--- start Provided data ---

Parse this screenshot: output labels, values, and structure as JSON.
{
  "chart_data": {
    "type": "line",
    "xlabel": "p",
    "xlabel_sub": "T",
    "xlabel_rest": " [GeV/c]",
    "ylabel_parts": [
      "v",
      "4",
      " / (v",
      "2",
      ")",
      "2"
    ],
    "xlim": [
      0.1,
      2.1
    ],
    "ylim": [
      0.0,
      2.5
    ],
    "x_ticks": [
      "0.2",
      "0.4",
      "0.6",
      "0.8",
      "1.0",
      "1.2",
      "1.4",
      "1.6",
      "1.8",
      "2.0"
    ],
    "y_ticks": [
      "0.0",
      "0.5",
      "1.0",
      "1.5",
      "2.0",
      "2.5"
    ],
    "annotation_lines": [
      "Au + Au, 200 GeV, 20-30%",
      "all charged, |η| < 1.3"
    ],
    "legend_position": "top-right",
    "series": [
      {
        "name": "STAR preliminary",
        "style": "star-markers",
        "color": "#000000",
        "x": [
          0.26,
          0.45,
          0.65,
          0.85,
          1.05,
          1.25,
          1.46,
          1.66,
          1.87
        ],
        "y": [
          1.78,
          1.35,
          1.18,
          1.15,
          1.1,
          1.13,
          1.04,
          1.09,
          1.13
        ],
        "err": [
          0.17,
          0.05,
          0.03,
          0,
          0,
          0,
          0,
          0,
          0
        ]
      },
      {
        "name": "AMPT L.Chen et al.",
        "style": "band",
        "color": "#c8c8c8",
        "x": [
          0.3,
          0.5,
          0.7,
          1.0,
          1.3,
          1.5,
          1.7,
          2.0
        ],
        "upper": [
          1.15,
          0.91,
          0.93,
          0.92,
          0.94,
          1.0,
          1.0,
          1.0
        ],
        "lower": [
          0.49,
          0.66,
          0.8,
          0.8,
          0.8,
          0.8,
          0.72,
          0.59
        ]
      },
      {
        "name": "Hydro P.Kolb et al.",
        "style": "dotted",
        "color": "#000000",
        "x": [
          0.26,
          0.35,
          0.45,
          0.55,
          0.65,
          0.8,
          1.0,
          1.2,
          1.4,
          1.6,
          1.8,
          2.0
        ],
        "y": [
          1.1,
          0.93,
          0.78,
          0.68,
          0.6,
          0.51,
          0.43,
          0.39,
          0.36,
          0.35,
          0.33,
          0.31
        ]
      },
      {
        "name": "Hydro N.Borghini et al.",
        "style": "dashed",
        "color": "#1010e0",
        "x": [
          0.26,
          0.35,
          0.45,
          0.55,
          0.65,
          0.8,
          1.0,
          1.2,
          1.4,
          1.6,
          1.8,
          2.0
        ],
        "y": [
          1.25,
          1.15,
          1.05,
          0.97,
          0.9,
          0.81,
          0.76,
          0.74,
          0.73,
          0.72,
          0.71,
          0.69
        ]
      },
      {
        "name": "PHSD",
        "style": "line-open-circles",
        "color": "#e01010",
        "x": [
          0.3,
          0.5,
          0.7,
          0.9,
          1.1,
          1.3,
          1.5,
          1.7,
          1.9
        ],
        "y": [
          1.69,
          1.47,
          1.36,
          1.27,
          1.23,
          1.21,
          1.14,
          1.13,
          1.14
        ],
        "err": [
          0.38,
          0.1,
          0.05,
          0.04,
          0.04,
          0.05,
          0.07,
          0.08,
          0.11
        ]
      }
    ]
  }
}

--- end Provided data ---
--- start Provided data ---

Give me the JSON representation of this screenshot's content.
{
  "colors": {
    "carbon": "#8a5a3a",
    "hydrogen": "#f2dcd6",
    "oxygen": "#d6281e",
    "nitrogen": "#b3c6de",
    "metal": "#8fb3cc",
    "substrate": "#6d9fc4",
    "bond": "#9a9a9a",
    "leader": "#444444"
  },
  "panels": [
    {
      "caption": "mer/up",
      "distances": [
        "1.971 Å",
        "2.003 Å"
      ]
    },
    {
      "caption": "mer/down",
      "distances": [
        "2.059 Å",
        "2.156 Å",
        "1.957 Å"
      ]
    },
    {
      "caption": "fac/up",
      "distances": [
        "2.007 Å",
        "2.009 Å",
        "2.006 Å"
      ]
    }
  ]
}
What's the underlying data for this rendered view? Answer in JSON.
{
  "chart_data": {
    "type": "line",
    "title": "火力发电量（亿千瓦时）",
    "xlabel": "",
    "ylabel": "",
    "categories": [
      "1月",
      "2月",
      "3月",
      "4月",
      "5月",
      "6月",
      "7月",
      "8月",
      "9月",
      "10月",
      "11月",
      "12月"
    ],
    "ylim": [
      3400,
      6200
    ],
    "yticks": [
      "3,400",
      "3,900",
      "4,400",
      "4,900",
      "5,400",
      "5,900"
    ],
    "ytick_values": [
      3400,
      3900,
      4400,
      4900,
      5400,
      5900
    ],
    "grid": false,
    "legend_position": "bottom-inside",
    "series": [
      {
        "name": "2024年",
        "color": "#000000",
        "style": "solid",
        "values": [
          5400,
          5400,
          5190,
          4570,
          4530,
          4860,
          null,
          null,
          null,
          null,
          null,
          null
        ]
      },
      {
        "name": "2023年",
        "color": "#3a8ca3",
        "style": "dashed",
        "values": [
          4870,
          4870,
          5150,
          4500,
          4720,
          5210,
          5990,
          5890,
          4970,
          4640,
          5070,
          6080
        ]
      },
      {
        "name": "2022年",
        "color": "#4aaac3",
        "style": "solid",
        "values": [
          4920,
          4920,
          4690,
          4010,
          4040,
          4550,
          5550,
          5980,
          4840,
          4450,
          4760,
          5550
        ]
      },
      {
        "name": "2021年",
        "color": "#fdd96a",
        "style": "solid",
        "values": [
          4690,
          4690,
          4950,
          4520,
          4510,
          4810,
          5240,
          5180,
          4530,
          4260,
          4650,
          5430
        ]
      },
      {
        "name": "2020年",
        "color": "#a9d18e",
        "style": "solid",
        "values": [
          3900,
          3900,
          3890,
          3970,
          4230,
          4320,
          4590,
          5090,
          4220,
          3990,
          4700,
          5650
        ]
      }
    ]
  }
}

--- end Provided data ---
--- start Provided data ---

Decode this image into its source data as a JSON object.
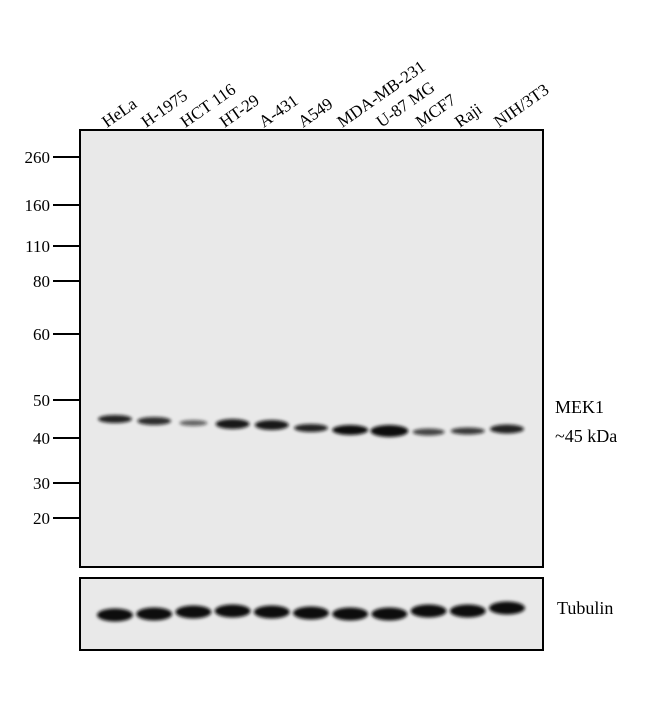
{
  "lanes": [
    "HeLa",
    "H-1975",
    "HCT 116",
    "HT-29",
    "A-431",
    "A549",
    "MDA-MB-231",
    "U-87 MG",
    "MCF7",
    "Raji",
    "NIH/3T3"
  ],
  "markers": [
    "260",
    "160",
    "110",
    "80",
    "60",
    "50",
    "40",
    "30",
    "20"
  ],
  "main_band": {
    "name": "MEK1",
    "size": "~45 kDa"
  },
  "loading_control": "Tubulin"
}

--- end Provided data ---

Task requirements: In the records above, find each line with the word "JSON" and copy it.

Solution:
Parse this screenshot: output labels, values, and structure as JSON.
Give me the JSON representation of this screenshot's content.
What's the underlying data for this rendered view? Answer in JSON.
Decode this image into its source data as a JSON object.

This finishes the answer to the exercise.